Copy the data below line for line, without changing any character.
- - -
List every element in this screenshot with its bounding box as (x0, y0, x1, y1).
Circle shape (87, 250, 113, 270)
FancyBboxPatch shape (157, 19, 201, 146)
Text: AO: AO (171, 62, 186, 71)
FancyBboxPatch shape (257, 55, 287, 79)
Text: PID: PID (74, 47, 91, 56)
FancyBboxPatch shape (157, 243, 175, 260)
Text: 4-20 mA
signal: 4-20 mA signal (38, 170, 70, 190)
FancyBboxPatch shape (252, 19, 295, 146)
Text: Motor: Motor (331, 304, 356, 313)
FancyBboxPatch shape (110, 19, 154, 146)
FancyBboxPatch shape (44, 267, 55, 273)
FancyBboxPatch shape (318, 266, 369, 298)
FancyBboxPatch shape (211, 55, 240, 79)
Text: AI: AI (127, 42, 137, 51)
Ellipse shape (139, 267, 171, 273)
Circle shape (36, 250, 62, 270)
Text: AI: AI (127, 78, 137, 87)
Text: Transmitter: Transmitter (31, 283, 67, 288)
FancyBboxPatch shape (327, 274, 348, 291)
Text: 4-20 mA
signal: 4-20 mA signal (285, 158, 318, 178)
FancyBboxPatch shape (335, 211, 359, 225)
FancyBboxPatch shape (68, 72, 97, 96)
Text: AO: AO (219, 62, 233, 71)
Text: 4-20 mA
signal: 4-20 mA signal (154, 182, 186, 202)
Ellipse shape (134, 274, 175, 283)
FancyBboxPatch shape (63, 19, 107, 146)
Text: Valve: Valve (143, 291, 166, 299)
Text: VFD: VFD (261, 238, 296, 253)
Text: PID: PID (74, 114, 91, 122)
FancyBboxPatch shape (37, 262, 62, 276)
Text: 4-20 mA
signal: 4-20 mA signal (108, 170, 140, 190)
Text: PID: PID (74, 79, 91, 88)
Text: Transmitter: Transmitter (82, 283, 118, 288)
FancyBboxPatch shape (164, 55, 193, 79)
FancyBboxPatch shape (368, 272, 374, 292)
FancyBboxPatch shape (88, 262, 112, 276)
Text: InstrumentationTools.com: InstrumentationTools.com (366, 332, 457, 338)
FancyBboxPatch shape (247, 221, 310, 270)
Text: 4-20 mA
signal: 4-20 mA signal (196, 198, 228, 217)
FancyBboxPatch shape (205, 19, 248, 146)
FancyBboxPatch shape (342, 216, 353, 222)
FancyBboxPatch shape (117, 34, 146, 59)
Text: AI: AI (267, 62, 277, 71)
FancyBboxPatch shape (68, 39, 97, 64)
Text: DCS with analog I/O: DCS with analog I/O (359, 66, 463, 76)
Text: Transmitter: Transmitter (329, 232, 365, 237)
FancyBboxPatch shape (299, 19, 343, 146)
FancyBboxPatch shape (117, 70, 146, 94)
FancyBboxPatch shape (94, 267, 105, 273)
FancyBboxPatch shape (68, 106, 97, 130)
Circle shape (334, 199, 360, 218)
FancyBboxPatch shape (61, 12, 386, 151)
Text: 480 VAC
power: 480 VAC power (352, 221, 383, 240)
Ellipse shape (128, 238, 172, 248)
- - -
The completed task:
List every element in this screenshot with its bounding box as (x0, y0, x1, y1).
Circle shape (87, 250, 113, 270)
FancyBboxPatch shape (157, 19, 201, 146)
Text: AO: AO (171, 62, 186, 71)
FancyBboxPatch shape (257, 55, 287, 79)
Text: PID: PID (74, 47, 91, 56)
FancyBboxPatch shape (157, 243, 175, 260)
Text: 4-20 mA
signal: 4-20 mA signal (38, 170, 70, 190)
FancyBboxPatch shape (252, 19, 295, 146)
Text: Motor: Motor (331, 304, 356, 313)
FancyBboxPatch shape (110, 19, 154, 146)
FancyBboxPatch shape (44, 267, 55, 273)
FancyBboxPatch shape (318, 266, 369, 298)
FancyBboxPatch shape (211, 55, 240, 79)
Text: AI: AI (127, 42, 137, 51)
Ellipse shape (139, 267, 171, 273)
Circle shape (36, 250, 62, 270)
Text: AI: AI (127, 78, 137, 87)
Text: Transmitter: Transmitter (31, 283, 67, 288)
FancyBboxPatch shape (327, 274, 348, 291)
Text: 4-20 mA
signal: 4-20 mA signal (285, 158, 318, 178)
FancyBboxPatch shape (335, 211, 359, 225)
FancyBboxPatch shape (68, 72, 97, 96)
Text: AO: AO (219, 62, 233, 71)
Text: 4-20 mA
signal: 4-20 mA signal (154, 182, 186, 202)
Ellipse shape (134, 274, 175, 283)
FancyBboxPatch shape (63, 19, 107, 146)
Text: Valve: Valve (143, 291, 166, 299)
Text: VFD: VFD (261, 238, 296, 253)
Text: PID: PID (74, 114, 91, 122)
FancyBboxPatch shape (37, 262, 62, 276)
Text: 4-20 mA
signal: 4-20 mA signal (108, 170, 140, 190)
Text: PID: PID (74, 79, 91, 88)
Text: Transmitter: Transmitter (82, 283, 118, 288)
FancyBboxPatch shape (164, 55, 193, 79)
FancyBboxPatch shape (368, 272, 374, 292)
FancyBboxPatch shape (88, 262, 112, 276)
Text: InstrumentationTools.com: InstrumentationTools.com (366, 332, 457, 338)
FancyBboxPatch shape (247, 221, 310, 270)
Text: 4-20 mA
signal: 4-20 mA signal (196, 198, 228, 217)
FancyBboxPatch shape (205, 19, 248, 146)
FancyBboxPatch shape (342, 216, 353, 222)
FancyBboxPatch shape (117, 34, 146, 59)
Text: AI: AI (267, 62, 277, 71)
FancyBboxPatch shape (68, 39, 97, 64)
Text: DCS with analog I/O: DCS with analog I/O (359, 66, 463, 76)
Text: Transmitter: Transmitter (329, 232, 365, 237)
FancyBboxPatch shape (299, 19, 343, 146)
FancyBboxPatch shape (117, 70, 146, 94)
FancyBboxPatch shape (94, 267, 105, 273)
FancyBboxPatch shape (68, 106, 97, 130)
Circle shape (334, 199, 360, 218)
FancyBboxPatch shape (61, 12, 386, 151)
Text: 480 VAC
power: 480 VAC power (352, 221, 383, 240)
Ellipse shape (128, 238, 172, 248)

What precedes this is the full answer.